Data entries for graphics:
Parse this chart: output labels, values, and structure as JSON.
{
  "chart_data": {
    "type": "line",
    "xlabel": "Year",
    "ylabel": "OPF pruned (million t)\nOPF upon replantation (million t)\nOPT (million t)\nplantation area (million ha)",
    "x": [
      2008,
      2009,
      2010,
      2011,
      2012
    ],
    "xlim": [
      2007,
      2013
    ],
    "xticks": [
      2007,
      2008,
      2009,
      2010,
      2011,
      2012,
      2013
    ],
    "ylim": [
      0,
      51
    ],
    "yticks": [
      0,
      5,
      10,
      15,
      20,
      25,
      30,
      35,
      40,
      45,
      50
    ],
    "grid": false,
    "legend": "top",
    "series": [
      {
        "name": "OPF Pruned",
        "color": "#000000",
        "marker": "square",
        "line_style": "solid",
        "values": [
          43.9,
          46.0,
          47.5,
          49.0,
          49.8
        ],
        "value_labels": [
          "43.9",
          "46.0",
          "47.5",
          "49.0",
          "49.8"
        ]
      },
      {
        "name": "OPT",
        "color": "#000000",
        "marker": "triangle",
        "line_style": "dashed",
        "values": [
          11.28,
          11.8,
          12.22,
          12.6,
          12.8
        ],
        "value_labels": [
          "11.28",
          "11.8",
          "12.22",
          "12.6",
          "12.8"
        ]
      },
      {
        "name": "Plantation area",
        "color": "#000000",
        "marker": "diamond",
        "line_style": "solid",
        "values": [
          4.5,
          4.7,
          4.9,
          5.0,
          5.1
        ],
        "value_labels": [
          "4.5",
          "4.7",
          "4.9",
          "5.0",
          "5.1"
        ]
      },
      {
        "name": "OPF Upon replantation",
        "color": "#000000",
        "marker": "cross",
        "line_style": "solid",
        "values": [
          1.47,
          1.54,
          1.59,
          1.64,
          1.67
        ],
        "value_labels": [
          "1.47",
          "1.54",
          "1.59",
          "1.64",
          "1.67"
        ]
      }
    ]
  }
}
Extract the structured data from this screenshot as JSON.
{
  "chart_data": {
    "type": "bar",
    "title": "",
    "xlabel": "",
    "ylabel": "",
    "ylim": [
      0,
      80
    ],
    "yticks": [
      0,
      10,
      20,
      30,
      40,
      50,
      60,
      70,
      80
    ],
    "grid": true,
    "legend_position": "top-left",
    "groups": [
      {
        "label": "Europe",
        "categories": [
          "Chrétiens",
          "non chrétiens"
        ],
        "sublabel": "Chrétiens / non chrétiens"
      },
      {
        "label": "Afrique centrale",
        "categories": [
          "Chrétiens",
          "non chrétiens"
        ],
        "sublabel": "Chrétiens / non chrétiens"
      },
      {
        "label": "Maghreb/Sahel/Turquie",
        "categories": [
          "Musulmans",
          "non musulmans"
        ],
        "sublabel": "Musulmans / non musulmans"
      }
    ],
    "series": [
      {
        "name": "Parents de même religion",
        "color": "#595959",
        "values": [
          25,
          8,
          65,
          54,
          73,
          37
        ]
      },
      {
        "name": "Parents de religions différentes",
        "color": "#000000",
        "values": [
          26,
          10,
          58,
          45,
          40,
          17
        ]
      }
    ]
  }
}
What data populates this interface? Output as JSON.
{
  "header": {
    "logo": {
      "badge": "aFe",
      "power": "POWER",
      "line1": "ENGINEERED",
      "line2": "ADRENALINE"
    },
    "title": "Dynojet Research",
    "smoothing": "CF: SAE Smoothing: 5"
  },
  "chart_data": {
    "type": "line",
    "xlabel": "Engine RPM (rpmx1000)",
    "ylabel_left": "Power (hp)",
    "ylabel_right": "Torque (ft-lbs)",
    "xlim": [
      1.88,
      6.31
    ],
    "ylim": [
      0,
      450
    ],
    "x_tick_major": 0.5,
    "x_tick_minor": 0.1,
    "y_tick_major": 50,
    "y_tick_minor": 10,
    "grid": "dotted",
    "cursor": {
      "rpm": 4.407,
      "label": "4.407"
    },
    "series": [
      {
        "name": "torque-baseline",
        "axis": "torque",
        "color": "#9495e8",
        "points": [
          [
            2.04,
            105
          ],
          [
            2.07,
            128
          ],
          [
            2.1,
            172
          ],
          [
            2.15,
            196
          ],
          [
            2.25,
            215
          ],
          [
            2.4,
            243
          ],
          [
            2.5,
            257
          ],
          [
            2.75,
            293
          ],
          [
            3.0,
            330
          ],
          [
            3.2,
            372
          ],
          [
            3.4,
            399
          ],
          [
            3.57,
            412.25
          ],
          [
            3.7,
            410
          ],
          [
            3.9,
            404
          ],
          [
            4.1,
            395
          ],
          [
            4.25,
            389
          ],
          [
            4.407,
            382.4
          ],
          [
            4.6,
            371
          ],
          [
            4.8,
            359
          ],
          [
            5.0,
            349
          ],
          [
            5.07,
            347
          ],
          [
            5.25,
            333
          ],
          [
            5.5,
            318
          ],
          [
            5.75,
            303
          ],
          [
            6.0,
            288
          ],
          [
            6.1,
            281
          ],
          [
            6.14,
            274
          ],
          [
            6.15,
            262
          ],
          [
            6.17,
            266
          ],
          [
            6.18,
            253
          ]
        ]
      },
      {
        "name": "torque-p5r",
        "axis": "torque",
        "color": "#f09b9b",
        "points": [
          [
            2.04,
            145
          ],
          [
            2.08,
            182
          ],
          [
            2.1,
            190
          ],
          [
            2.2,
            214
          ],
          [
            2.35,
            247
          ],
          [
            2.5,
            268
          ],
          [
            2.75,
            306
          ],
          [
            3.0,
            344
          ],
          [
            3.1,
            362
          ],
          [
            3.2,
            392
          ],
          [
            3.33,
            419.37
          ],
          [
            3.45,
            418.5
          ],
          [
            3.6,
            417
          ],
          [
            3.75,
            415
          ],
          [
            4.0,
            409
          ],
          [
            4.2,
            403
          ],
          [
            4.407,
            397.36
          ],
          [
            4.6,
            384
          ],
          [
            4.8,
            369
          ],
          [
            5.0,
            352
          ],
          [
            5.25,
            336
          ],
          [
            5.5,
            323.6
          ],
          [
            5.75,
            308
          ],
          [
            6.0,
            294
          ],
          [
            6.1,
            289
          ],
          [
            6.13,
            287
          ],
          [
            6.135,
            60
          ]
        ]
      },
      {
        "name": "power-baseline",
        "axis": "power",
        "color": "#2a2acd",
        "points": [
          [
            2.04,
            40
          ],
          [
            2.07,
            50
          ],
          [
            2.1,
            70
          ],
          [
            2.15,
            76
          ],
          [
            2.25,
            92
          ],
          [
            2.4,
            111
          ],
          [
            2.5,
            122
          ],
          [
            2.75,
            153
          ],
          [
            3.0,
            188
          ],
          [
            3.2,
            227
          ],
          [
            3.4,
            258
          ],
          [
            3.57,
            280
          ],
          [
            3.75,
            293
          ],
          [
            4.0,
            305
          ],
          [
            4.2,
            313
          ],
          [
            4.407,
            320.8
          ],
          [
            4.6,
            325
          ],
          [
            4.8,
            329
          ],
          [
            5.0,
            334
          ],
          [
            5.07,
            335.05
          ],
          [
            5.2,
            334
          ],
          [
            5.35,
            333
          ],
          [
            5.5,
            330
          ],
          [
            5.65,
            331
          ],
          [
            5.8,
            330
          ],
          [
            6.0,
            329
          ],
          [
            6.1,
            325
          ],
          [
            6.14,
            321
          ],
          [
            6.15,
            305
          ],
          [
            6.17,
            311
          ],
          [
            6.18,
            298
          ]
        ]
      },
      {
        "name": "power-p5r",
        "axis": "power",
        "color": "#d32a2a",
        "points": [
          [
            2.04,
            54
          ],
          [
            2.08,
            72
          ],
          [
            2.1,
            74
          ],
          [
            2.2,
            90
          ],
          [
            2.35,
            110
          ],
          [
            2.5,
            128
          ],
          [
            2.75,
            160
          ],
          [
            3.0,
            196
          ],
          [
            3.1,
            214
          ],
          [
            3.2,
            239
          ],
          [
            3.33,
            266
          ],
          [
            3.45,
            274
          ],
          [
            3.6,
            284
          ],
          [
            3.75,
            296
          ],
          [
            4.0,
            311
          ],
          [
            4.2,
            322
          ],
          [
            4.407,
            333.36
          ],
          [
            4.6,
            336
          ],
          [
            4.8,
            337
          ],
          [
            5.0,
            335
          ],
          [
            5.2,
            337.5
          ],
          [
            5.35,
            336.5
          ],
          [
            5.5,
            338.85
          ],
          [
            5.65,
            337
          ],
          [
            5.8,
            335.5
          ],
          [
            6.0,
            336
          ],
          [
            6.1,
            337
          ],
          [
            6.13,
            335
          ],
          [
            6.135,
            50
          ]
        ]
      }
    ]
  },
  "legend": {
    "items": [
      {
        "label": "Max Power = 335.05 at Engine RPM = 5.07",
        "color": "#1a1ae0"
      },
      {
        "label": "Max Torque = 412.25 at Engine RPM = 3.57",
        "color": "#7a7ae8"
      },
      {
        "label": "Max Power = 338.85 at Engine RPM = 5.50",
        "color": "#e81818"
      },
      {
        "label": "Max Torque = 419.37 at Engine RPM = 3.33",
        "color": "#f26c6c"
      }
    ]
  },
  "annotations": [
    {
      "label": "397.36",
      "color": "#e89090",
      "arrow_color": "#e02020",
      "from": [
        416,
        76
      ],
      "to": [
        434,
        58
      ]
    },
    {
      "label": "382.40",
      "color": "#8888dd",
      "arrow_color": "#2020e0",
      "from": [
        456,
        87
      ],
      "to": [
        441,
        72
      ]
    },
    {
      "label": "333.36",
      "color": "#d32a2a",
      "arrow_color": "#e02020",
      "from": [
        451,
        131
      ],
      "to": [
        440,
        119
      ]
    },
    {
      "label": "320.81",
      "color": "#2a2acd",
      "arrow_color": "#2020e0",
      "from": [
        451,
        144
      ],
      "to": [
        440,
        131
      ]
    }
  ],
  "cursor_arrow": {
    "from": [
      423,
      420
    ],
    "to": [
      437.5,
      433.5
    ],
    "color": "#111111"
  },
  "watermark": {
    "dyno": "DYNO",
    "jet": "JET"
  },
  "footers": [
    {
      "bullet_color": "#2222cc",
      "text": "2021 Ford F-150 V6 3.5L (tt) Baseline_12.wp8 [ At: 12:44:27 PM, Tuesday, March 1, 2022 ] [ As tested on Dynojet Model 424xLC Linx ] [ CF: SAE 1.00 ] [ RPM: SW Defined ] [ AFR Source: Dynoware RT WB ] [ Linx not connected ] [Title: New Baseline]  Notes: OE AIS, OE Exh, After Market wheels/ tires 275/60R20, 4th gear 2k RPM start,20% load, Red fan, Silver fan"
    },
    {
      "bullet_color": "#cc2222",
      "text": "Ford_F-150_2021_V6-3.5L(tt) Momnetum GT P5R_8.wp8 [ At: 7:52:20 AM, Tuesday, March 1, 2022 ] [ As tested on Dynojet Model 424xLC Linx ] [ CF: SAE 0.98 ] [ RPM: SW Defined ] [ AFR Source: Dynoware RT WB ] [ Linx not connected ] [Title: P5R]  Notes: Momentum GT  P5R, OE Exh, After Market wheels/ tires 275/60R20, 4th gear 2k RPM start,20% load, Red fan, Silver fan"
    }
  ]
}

▸ Task instructions: From the records, copy every line that has the string "name" in it.

▸ Written solution:
        "name": "OPF Pruned",
        "name": "OPT",
        "name": "Plantation area",
        "name": "OPF Upon replantation",
        "name": "Parents de même religion",
        "name": "Parents de religions différentes",
        "name": "torque-baseline",
        "name": "torque-p5r",
        "name": "power-baseline",
        "name": "power-p5r",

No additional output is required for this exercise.